Data listing

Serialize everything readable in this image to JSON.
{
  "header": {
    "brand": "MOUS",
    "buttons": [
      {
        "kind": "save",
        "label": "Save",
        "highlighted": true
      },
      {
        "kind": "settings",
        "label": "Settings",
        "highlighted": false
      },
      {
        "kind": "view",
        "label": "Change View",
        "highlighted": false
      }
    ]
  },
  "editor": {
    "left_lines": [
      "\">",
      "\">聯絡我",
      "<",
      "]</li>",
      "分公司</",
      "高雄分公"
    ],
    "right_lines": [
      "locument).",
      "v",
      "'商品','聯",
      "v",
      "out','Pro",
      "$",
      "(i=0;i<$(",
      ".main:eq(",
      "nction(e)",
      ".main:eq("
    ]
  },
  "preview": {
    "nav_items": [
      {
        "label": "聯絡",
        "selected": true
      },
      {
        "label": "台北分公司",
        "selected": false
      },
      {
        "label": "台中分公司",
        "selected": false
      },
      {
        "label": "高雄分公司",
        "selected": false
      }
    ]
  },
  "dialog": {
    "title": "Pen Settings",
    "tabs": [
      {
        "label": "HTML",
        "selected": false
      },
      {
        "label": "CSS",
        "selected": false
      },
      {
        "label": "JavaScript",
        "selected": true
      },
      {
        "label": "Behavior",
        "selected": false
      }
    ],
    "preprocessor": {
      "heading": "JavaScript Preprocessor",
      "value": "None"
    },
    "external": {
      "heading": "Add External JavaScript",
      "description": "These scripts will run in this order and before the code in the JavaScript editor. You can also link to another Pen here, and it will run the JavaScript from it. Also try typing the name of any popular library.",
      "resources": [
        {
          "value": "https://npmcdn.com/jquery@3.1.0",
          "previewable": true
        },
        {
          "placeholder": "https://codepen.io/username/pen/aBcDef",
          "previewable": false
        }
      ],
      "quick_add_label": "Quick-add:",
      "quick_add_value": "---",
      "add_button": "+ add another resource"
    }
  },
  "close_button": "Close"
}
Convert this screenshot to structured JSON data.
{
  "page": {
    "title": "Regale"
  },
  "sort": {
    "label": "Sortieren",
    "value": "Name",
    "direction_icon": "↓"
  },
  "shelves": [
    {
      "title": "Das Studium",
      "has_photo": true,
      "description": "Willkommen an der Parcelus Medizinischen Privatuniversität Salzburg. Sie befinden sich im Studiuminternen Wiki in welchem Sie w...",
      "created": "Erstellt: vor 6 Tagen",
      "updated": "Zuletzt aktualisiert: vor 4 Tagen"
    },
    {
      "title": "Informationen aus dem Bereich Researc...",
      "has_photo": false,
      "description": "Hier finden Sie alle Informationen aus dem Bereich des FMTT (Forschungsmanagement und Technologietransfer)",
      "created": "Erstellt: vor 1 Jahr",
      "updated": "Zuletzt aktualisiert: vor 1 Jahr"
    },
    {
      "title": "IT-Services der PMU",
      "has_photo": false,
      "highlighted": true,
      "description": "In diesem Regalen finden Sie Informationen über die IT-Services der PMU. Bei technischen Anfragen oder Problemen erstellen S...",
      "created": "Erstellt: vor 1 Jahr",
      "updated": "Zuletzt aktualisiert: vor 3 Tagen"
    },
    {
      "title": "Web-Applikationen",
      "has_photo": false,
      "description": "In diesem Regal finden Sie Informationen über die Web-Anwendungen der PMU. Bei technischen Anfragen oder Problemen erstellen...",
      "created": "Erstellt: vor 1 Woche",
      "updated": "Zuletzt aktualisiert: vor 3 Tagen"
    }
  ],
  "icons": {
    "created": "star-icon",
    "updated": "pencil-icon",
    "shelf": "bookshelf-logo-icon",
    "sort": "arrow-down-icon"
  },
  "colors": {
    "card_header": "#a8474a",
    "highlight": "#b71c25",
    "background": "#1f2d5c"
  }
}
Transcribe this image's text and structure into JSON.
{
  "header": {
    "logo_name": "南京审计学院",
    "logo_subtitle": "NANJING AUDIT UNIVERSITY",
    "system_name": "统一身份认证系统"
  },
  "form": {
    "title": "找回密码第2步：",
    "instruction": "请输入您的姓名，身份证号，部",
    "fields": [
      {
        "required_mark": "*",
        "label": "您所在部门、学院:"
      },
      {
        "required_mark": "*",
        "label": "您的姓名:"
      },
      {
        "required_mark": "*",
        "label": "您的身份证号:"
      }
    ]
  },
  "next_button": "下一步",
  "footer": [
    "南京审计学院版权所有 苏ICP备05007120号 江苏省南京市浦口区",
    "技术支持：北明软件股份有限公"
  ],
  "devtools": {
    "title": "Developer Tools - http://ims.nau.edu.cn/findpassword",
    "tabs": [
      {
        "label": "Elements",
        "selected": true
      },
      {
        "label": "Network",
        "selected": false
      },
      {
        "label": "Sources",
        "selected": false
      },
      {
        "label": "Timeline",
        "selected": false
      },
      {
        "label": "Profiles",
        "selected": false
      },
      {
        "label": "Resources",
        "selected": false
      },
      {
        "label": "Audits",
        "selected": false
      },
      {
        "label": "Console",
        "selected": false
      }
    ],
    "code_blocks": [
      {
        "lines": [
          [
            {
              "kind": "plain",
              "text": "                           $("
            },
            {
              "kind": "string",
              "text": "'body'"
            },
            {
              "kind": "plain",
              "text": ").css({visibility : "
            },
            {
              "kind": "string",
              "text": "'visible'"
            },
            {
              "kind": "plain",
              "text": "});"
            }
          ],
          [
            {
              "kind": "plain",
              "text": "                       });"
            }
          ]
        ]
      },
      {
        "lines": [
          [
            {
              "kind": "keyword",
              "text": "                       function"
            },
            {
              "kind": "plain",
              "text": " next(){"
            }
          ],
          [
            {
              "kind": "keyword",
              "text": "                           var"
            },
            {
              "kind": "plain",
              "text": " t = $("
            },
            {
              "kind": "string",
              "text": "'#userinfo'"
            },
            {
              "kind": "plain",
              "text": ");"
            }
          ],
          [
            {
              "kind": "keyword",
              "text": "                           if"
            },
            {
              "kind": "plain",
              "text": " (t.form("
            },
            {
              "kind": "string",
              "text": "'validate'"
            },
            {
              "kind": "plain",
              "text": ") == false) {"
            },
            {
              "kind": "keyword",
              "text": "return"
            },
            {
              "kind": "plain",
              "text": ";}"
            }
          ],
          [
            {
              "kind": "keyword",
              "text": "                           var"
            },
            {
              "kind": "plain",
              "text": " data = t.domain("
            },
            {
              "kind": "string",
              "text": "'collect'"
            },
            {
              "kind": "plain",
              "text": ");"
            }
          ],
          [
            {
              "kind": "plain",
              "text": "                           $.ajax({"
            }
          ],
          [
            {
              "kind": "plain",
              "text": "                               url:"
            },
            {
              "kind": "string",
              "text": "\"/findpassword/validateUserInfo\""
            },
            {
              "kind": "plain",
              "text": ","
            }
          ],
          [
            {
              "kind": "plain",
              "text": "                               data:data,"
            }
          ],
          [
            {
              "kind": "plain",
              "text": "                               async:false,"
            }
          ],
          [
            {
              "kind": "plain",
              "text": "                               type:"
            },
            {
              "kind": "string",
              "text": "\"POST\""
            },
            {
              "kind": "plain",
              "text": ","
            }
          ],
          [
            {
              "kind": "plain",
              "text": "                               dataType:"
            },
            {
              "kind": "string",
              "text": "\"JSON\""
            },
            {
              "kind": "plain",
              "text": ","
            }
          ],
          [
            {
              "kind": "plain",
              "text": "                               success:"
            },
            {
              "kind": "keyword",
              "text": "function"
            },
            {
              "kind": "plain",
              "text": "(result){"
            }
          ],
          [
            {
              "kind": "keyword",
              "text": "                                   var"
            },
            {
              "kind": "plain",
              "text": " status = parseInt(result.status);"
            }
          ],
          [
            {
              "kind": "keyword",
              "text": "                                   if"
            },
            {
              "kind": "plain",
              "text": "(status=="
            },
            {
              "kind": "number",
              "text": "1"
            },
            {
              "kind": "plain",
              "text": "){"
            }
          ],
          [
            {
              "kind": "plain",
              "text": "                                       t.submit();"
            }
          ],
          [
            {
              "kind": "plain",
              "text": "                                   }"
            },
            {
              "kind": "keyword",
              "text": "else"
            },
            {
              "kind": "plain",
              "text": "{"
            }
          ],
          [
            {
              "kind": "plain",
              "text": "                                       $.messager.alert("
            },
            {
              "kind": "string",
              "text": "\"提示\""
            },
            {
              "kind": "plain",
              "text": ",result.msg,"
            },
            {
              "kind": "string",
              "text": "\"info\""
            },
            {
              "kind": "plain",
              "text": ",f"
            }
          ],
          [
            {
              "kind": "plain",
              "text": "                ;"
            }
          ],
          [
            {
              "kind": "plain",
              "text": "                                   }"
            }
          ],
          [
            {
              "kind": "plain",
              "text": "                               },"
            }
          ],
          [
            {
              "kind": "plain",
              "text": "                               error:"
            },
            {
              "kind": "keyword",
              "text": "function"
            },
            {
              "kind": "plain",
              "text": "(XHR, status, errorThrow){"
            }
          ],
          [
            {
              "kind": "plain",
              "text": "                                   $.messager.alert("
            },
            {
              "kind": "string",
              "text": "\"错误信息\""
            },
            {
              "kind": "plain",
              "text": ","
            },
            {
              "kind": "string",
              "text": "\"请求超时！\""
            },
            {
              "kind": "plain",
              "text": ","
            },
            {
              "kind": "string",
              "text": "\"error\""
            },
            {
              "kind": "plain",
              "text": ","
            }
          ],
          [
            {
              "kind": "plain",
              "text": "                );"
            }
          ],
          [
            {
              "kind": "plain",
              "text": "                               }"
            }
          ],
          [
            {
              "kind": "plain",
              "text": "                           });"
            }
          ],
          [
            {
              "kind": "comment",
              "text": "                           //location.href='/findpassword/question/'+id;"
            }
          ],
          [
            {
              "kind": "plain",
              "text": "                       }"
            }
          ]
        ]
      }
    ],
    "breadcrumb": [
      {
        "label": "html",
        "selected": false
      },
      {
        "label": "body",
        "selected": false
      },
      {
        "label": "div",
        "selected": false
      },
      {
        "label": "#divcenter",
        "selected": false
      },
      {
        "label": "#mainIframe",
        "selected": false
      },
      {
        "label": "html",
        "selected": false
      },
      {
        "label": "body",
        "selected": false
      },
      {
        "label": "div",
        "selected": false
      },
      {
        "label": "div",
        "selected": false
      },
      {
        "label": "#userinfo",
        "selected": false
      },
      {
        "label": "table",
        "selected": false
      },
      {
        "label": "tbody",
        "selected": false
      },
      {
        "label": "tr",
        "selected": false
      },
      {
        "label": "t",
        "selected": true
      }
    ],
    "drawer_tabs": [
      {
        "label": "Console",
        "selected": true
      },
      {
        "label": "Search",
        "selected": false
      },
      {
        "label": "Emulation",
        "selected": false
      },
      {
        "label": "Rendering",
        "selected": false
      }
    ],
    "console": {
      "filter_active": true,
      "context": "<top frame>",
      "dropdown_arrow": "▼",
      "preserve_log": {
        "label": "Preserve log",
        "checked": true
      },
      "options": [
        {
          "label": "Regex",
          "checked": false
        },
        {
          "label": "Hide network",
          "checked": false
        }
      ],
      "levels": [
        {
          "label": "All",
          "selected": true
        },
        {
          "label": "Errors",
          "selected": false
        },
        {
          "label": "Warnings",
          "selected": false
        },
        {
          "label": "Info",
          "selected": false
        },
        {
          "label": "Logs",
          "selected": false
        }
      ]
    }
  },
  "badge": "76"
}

> **AIM OF THE TASK**: Gather up, from the records above, each line where the word "Bereich" appears.

> **TASK RESULT**:
      "title": "Informationen aus dem Bereich Researc...",
      "description": "Hier finden Sie alle Informationen aus dem Bereich des FMTT (Forschungsmanagement und Technologietransfer)",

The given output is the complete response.